-- Begin Document --
UNITED STATES DISTRICT COURT FOR THE WESTERN DISTRICT OF TENNESSEE EASTERN DIVISION
Feb 26, 2021
Case No. 1:18-cv-01019-STA-jay (W.D. Tenn. Feb. 26, 2021)

Opinion

Case No. 1:18-cv-01019-STA-jay

02-26-2021

JOEY GODWIN, Petitioner, v. RAYMOND BYRD, Respondent.


ORDER DIRECTING CLERK TO MODIFY RESPONDENT, DENYING § 2254 PETITION, DENYING CERTIFICATE OF APPEALABILITY, AND DENYING LEAVE TO APPEAL IN FORMA PAUPERIS

Petitioner Joey Godwin has filed a pro se habeas corpus petition (the "Petition"), pursuant to 28 U.S.C. § 2254. (ECF No. 1.) For the following reasons, the Petition is DISMISSED.

BACKGROUND

In November 2003, Godwin was charged with one count of possession-with-intent-to-sell 0.5 grams or more of cocaine, in violation of Tennessee law. Godwin v. State, No. M2017-00267-CCA-R3-HC, 2017 WL 3396552, at *1 (Tenn. Crim. App. Aug. 8, 2017), perm. app. denied (Tenn. Nov. 16, 2017). While on bond, he was charged with the same crime relating to a separate incident. Id. Petitioner posted another bond but was again charged with possession-with-intent-to-sell 0.5 grams or more of cocaine. Id. He pleaded guilty to all three charges and was sentenced to concurrent ten-year terms of imprisonment. Id. The judgments of conviction were entered on November 9, 2007. Id. Petitioner did not take a direct appeal.

In 2011, while he was on parole for the 2007 convictions, Godwin was convicted of additional drug offenses and sentenced to two consecutive thirty-year sentences. Id. In December 2016, he filed a state habeas corpus petition challenging his 2007 convictions. Id. The Tennessee Court of Criminal Appeals ("TCCA") affirmed the lower court's denial of habeas relief, id. at *3, and the Tennessee Supreme Court denied discretionary review (ECF No. 1-1 at 20).

DISCUSSION

Godwin filed his Petition in January 2018. He asserts that his 2007 judgments of conviction are void because the trial court ordered concurrent rather than consecutive sentences, in violation of Tenn. Code Ann. § 40-20-111(b). (ECF No. 1 at 5.) In January 2019, Respondent Raymond Byrd filed the state court record (ECF No. 19) and his Answer (ECF No. 20). He argues that the Petition must be dismissed because Godwin was not in custody on the 2007 convictions when he initiated the present case, the Petition is untimely, and the Petition's sole claim is non-cognizable. Godwin filed a Reply, insisting that he is entitled to relief. (ECF No. 23.)

The Clerk is DIRECTED to substitute Raymond Byrd for Bert C. Boyd as Respondent. See Fed. R. Civ. P. 25(d); Rumsfeld v. Padilla, 542 U.S. 426, 434-35 (2004).
-- End Document --
-- Begin Information shown --
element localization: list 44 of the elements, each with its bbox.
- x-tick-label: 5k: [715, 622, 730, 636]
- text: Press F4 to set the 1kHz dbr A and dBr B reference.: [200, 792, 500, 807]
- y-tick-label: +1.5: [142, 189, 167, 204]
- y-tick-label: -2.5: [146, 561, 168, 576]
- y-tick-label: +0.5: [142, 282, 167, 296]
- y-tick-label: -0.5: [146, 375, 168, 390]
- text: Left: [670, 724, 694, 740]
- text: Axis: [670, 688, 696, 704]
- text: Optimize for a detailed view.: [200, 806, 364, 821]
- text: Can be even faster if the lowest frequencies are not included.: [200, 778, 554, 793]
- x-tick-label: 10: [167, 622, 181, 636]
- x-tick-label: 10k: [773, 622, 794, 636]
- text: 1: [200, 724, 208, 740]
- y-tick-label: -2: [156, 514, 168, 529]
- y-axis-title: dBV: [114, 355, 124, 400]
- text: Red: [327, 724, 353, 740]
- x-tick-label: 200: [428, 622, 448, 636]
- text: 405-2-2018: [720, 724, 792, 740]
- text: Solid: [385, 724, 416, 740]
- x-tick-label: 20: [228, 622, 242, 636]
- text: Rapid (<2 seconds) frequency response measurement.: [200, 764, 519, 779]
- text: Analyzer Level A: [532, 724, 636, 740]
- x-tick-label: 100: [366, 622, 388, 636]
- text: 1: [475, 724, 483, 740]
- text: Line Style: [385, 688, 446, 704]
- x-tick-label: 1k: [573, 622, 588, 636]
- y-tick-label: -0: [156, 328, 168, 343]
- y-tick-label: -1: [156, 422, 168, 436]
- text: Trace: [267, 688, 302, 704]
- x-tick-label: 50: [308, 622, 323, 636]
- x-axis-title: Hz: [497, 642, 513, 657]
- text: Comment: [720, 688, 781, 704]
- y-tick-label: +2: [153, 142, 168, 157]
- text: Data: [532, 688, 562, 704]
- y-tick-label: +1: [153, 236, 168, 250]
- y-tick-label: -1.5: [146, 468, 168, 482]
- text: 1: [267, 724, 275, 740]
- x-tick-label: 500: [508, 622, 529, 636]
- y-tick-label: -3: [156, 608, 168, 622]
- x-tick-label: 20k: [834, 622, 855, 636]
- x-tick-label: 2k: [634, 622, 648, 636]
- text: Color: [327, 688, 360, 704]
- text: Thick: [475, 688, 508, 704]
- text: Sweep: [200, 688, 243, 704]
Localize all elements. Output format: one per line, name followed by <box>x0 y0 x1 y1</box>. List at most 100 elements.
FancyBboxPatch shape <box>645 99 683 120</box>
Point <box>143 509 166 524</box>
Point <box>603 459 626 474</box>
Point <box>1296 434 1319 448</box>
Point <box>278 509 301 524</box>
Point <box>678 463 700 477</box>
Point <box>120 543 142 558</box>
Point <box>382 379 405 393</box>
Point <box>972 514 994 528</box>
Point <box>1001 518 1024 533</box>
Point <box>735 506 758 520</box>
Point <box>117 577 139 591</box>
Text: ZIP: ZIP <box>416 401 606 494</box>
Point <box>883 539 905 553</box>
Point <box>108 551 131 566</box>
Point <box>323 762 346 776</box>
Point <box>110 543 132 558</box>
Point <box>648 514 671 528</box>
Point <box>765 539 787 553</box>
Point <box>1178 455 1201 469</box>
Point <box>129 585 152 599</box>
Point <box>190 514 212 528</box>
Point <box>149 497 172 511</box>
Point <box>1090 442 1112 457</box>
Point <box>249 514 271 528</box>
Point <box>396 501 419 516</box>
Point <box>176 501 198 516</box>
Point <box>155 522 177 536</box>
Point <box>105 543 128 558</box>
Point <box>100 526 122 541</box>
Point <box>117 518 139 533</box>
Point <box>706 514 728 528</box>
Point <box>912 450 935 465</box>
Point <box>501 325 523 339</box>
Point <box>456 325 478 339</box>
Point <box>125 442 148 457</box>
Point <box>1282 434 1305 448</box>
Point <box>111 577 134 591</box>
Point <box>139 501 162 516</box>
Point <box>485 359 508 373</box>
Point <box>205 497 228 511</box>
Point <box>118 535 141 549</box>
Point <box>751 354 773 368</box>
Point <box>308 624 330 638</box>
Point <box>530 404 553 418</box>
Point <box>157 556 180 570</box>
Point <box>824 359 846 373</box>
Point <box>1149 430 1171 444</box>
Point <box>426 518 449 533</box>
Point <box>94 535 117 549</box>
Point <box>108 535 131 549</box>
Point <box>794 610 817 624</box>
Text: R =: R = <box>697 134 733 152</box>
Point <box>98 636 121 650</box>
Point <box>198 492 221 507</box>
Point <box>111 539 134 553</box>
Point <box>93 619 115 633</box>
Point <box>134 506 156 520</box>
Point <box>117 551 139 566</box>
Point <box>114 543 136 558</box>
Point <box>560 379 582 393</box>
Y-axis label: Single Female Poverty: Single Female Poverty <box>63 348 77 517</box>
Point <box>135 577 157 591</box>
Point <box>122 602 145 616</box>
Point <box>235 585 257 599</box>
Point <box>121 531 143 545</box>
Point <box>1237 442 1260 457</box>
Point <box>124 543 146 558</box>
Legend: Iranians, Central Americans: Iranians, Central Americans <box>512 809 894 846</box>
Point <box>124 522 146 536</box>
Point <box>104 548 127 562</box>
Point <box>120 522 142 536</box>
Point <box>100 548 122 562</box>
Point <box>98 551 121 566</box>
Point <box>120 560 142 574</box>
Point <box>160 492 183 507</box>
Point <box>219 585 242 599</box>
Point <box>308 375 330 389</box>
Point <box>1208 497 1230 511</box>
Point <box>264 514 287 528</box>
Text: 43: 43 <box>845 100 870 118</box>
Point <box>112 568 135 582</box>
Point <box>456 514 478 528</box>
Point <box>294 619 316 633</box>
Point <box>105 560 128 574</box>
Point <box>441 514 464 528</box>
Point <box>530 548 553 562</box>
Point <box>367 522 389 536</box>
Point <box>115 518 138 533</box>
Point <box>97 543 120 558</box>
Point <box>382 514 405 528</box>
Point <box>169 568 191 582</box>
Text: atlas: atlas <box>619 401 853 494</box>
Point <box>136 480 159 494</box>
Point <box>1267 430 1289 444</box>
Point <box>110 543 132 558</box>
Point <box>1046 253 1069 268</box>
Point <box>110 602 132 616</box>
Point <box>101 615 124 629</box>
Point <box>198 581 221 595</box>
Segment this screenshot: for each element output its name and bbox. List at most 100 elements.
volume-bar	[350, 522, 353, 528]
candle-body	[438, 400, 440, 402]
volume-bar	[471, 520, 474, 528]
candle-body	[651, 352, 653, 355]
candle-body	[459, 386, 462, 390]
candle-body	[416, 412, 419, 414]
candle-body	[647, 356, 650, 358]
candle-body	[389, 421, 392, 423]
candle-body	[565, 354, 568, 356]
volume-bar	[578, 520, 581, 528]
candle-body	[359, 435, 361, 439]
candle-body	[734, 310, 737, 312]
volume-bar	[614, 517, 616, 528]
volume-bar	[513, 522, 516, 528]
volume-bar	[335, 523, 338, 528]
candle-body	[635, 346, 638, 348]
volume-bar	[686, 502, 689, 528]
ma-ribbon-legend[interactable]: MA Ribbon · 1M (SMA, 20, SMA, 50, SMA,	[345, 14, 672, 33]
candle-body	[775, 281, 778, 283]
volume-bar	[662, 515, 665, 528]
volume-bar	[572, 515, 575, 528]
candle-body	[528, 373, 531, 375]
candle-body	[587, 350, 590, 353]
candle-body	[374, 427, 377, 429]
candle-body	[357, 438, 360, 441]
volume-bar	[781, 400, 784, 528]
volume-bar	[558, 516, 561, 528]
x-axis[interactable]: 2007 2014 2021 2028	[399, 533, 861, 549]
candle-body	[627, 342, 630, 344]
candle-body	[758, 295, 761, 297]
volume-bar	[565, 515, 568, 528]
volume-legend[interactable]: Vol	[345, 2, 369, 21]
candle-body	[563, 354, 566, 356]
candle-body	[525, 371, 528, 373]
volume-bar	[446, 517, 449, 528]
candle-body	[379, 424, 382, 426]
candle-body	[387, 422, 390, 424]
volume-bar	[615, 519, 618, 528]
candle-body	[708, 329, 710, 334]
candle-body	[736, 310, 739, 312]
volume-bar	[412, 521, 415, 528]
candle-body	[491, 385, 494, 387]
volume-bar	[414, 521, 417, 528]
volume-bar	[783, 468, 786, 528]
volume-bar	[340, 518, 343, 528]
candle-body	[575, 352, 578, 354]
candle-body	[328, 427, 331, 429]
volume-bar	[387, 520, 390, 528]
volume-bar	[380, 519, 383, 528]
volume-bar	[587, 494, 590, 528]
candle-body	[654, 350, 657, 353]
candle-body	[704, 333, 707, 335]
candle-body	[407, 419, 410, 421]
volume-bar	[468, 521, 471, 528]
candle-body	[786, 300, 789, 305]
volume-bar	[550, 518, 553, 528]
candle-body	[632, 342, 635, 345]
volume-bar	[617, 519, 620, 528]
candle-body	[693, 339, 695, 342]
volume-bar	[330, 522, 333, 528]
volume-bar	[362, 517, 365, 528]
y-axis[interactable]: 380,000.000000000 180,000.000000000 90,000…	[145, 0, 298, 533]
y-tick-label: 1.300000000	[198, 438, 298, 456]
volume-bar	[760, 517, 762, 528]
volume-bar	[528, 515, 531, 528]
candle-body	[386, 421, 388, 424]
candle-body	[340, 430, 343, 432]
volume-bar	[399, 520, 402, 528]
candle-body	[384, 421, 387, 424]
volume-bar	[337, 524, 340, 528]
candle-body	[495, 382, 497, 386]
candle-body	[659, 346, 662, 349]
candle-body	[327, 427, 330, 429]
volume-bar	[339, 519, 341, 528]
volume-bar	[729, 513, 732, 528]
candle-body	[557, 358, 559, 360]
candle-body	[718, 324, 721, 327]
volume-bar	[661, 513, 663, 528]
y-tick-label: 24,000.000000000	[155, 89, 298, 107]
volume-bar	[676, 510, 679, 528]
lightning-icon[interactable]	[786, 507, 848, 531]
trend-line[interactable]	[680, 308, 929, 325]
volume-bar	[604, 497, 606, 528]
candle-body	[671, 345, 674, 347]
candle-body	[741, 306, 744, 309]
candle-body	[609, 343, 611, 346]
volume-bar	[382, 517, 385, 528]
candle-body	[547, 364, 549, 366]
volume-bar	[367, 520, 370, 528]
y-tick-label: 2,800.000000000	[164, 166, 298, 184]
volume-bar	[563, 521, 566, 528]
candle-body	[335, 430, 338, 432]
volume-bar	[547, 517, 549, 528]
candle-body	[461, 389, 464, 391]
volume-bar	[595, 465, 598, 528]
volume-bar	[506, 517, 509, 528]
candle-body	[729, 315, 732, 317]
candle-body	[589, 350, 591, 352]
-- End Information shown --
Task requirements>
**a)** Please rewrite the court order between "In November 2003, Godwin" and "a direct appeal.", inclusive, changing "bond" to "bail".
**b)** Go on with the court order after its last sentence.

Results>
**a)**
In November 2003, Godwin was charged with one count of possession-with-intent-to-sell 0.5 grams or more of cocaine, in violation of Tennessee law. Godwin v. State, No. M2017-00267-CCA-R3-HC, 2017 WL 3396552, at *1 (Tenn. Crim. App. Aug. 8, 2017), perm. app. denied (Tenn. Nov. 16, 2017). While on bail, he was charged with the same crime relating to a separate incident. Id. Petitioner posted another bail but was again charged with possession-with-intent-to-sell 0.5 grams or more of cocaine. Id. He pleaded guilty to all three charges and was sentenced to concurrent ten-year terms of imprisonment. Id. The judgments of conviction were entered on November 9, 2007. Id. Petitioner did not take a direct appeal.

**b)**
I. Legal Standards

The statutory authority for federal courts to issue habeas corpus relief for persons in state custody is provided by § 2254, as amended by the Antiterrorisim and Effective Death Penalty Act. See 28 U.S.C. § 2254. Under § 2254, habeas relief is available only if the prisoner is "in custody in violation of the Constitution or laws or treaties of the United States." 28 U.S.C. § 2254(a).

A § 2254 petition is subject to a one-year limitations period, commencing from four possible dates:

(A) the date on which the judgment became final by the conclusion of direct review or the expiration of the time for seeking such review;

(B) the date on which the impediment to filing an application created by State action in violation of the Constitution or laws of the United States is removed, if the applicant was prevented from filing by such State action;

(C) the date on which the constitutional right asserted was initially recognized by the Supreme Court, if the right has been newly recognized by the Supreme Court and made retroactively applicable to cases on collateral review; or

(D) the date on which the factual predicate of the claim or claims presented could have been discovered through the exercise of due diligence.
28 U.S.C. § 2244(d)(1).

The limitations period is statutorily tolled during the time "a properly filed application for State post-conviction or other collateral review . . . is pending[.]" 28 U.S.C. § 2244(d)(2). The time bar is also subject to equitable tolling where the petitioner demonstrates "that he has been pursuing his rights diligently[] and . . . that some extraordinary circumstance stood in his way and prevented timely filing." Holland v. Florida, 560 U.S. 631, 649 (2010) (quoting Pace v. DiGuglielmo, 544 U.S. 408, 418 (2005)) (internal quotation marks omitted).

The limitations period may also be "overcome" through a "gateway" claim of actual innocence. McQuiggin v. Perkins, 569 U.S. 383, 386 (2013). A valid claim of actual innocence requires a petitioner to "show that it is more likely than not that no reasonable juror would have convicted him in the light of ... new evidence." Id. at 399 (quoting Schlup v. Delo, 513 U.S. 298, 327 (1995)). "To be credible, such a claim requires petitioner to support his allegations of constitutional error with new reliable evidence—whether it be exculpatory scientific evidence, trustworthy eyewitness accounts, or critical physical evidence—that was not presented at trial." Schlup, 513 U.S. at 324. The United States Supreme Court has cautioned that the actual innocence exception should "remain rare" and "only be applied in the extraordinary case." Id. at 321 (internal quotation marks omitted).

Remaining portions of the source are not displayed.